> _DATA PROVIDED_:
:::

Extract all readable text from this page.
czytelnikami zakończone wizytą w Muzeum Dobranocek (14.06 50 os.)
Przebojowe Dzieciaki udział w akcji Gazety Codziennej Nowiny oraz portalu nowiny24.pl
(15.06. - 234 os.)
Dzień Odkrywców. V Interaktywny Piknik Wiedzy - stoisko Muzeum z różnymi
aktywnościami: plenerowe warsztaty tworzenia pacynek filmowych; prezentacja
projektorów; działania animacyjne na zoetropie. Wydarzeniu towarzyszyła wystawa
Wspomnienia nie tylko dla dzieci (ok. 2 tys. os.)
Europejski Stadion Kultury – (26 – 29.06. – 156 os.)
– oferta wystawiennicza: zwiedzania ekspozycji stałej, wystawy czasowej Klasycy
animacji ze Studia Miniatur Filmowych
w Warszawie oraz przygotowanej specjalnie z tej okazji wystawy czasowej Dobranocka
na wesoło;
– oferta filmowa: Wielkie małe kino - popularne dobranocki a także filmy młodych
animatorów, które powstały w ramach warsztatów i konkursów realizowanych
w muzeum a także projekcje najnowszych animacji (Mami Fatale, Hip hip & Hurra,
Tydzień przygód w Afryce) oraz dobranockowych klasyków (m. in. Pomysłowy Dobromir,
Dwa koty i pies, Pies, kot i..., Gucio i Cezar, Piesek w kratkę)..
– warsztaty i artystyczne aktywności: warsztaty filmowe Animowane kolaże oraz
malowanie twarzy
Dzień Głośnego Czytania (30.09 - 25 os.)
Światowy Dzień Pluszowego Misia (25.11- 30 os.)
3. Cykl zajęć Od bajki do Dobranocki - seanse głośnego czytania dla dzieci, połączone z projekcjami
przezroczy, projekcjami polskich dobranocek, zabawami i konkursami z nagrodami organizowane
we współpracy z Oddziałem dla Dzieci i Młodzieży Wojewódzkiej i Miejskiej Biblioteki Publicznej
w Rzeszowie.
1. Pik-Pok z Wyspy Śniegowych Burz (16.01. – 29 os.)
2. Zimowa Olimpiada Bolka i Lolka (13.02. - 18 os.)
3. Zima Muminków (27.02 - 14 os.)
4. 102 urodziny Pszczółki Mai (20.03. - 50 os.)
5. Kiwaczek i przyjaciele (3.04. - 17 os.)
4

:::

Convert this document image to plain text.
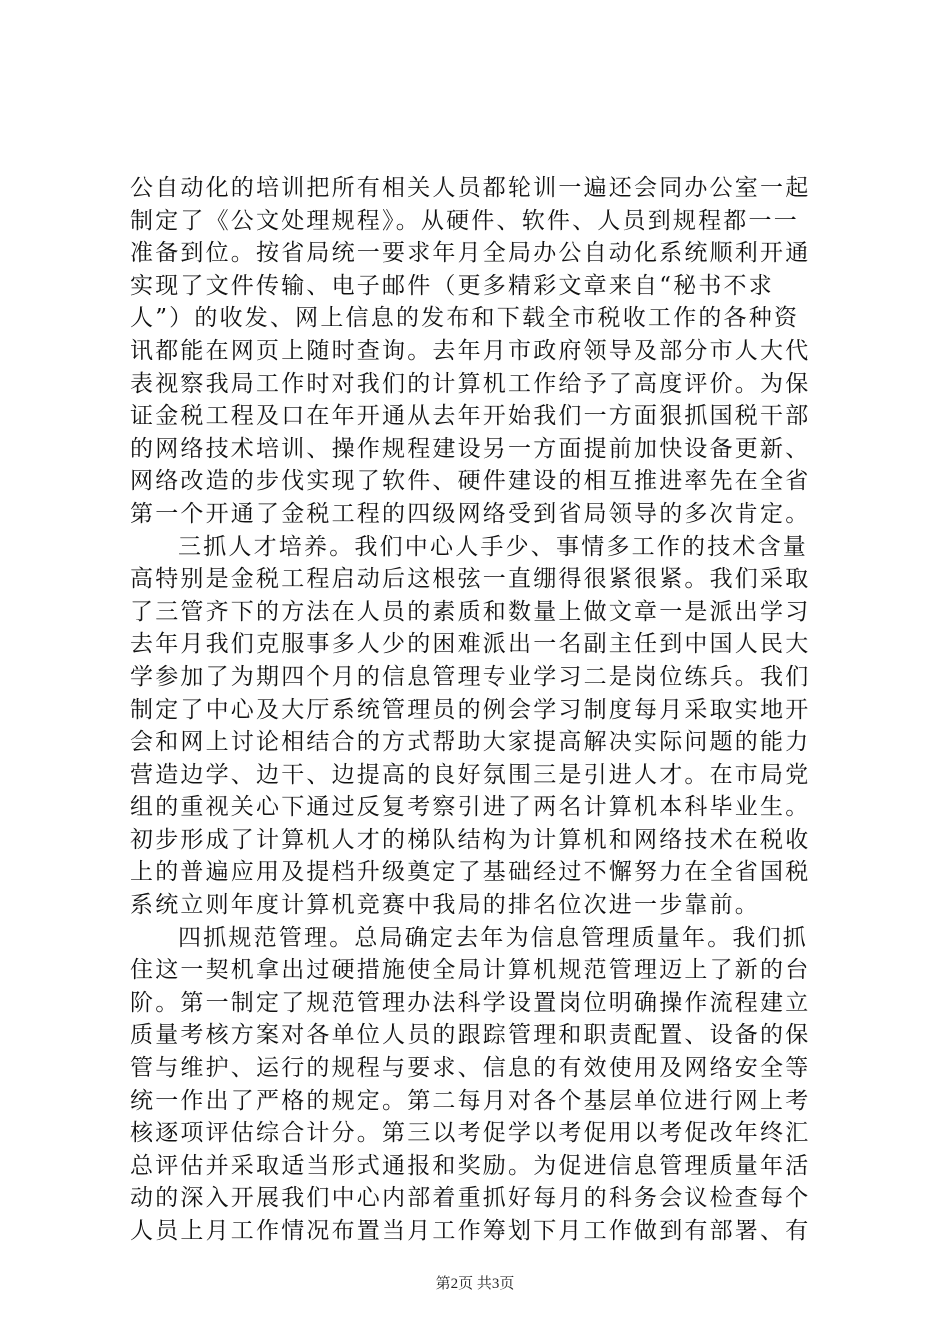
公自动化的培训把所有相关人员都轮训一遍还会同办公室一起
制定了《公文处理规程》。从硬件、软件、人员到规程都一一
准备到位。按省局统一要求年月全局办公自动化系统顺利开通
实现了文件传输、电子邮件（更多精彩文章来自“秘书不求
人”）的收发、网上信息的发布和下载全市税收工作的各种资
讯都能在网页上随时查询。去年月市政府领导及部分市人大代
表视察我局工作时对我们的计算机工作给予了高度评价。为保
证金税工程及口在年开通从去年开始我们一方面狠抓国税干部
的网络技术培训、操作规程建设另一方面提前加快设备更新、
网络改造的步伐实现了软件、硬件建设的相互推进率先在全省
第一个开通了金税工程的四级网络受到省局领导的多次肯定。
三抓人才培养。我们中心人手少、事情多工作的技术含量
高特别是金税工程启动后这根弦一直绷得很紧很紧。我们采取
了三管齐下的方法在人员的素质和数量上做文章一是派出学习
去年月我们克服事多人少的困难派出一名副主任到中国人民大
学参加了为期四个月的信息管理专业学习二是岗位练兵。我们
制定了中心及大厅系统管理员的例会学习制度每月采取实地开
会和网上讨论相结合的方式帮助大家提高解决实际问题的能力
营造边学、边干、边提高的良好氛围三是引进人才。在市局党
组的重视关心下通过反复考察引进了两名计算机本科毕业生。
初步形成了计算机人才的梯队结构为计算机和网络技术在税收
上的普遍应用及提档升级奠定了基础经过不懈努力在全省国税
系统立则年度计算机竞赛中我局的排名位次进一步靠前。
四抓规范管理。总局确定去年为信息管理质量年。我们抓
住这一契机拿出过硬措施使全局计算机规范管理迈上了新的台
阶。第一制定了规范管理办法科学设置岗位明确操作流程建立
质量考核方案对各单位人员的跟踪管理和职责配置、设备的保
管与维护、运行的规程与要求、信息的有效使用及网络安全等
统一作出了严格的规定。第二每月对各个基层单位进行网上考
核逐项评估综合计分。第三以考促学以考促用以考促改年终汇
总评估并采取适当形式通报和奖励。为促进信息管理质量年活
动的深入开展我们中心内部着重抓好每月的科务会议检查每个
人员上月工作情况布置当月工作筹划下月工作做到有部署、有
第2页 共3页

:::

> _GIVEN EXERCISE_: Look through the entries above. Extract each line with the word "wystawy".

> _PROBLEM SOLUTION_:
– oferta wystawiennicza: zwiedzania ekspozycji stałej, wystawy czasowej Klasycy
w Warszawie oraz przygotowanej specjalnie z tej okazji wystawy czasowej Dobranocka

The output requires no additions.